* **WORK TO BE COMPLETED**
Would you copy out the whole listing exactly as given?
####################
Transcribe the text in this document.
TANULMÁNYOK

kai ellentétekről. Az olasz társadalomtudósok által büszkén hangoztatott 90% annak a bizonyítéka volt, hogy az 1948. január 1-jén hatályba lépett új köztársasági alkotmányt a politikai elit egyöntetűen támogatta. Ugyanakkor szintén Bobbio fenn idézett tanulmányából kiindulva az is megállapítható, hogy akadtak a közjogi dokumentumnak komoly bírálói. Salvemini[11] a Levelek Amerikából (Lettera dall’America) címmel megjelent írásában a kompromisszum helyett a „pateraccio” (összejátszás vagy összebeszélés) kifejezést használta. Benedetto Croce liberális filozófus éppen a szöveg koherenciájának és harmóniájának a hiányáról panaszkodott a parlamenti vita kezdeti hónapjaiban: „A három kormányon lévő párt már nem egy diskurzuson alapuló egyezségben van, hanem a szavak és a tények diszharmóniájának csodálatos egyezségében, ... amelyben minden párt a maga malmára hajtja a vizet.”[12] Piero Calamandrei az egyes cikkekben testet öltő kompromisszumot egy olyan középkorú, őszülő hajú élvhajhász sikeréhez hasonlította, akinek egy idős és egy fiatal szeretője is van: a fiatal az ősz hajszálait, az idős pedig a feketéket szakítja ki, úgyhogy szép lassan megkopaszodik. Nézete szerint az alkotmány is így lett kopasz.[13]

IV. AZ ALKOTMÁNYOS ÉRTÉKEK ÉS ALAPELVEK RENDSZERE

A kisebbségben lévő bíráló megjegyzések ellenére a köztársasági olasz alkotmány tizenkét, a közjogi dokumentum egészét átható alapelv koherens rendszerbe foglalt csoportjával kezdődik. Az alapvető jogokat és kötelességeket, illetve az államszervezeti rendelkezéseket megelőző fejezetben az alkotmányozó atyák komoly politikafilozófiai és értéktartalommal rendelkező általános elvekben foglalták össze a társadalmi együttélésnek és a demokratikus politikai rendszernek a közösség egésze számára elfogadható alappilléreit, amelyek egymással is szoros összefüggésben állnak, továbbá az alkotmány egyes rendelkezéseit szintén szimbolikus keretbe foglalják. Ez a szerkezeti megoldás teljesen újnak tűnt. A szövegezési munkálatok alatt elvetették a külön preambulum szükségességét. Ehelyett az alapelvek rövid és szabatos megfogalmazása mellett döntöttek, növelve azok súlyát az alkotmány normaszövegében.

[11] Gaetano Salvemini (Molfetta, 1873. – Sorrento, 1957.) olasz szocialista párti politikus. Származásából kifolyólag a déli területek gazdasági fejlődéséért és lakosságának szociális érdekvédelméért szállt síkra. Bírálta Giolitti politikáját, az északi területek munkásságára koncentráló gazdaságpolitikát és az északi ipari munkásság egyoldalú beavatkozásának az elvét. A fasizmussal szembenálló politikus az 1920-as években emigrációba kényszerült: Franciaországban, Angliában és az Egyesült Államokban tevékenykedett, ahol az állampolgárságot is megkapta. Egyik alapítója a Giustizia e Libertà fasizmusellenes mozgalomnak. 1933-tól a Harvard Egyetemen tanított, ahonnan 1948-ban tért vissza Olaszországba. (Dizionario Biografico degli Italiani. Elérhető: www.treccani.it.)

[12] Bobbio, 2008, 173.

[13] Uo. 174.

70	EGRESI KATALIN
####################
* **FINISHED TASK**
Transcribe the text in this document.
TANULMÁNYOK

kai ellentétekről. Az olasz társadalomtudósok által büszkén hangoztatott 90% annak a bizonyítéka volt, hogy az 1948. január 1-jén hatályba lépett új köztársasági alkotmányt a politikai elit egyöntetűen támogatta. Ugyanakkor szintén Bobbio fenn idézett tanulmányából kiindulva az is megállapítható, hogy akadtak a közjogi dokumentumnak komoly bírálói. Salvemini[11] a Levelek Amerikából (Lettera dall’America) címmel megjelent írásában a kompromisszum helyett a „pateraccio” (összejátszás vagy összebeszélés) kifejezést használta. Benedetto Croce liberális filozófus éppen a szöveg koherenciájának és harmóniájának a hiányáról panaszkodott a parlamenti vita kezdeti hónapjaiban: „A három kormányon lévő párt már nem egy diskurzuson alapuló egyezségben van, hanem a szavak és a tények diszharmóniájának csodálatos egyezségében, ... amelyben minden párt a maga malmára hajtja a vizet.”[12] Piero Calamandrei az egyes cikkekben testet öltő kompromisszumot egy olyan középkorú, őszülő hajú élvhajhász sikeréhez hasonlította, akinek egy idős és egy fiatal szeretője is van: a fiatal az ősz hajszálait, az idős pedig a feketéket szakítja ki, úgyhogy szép lassan megkopaszodik. Nézete szerint az alkotmány is így lett kopasz.[13]

IV. AZ ALKOTMÁNYOS ÉRTÉKEK ÉS ALAPELVEK RENDSZERE

A kisebbségben lévő bíráló megjegyzések ellenére a köztársasági olasz alkotmány tizenkét, a közjogi dokumentum egészét átható alapelv koherens rendszerbe foglalt csoportjával kezdődik. Az alapvető jogokat és kötelességeket, illetve az államszervezeti rendelkezéseket megelőző fejezetben az alkotmányozó atyák komoly politikafilozófiai és értéktartalommal rendelkező általános elvekben foglalták össze a társadalmi együttélésnek és a demokratikus politikai rendszernek a közösség egésze számára elfogadható alappilléreit, amelyek egymással is szoros összefüggésben állnak, továbbá az alkotmány egyes rendelkezéseit szintén szimbolikus keretbe foglalják. Ez a szerkezeti megoldás teljesen újnak tűnt. A szövegezési munkálatok alatt elvetették a külön preambulum szükségességét. Ehelyett az alapelvek rövid és szabatos megfogalmazása mellett döntöttek, növelve azok súlyát az alkotmány normaszövegében.

[11] Gaetano Salvemini (Molfetta, 1873. – Sorrento, 1957.) olasz szocialista párti politikus. Származásából kifolyólag a déli területek gazdasági fejlődéséért és lakosságának szociális érdekvédelméért szállt síkra. Bírálta Giolitti politikáját, az északi területek munkásságára koncentráló gazdaságpolitikát és az északi ipari munkásság egyoldalú beavatkozásának az elvét. A fasizmussal szembenálló politikus az 1920-as években emigrációba kényszerült: Franciaországban, Angliában és az Egyesült Államokban tevékenykedett, ahol az állampolgárságot is megkapta. Egyik alapítója a Giustizia e Libertà fasizmusellenes mozgalomnak. 1933-tól a Harvard Egyetemen tanított, ahonnan 1948-ban tért vissza Olaszországba. (Dizionario Biografico degli Italiani. Elérhető: www.treccani.it.)

[12] Bobbio, 2008, 173.

[13] Uo. 174.

70	EGRESI KATALIN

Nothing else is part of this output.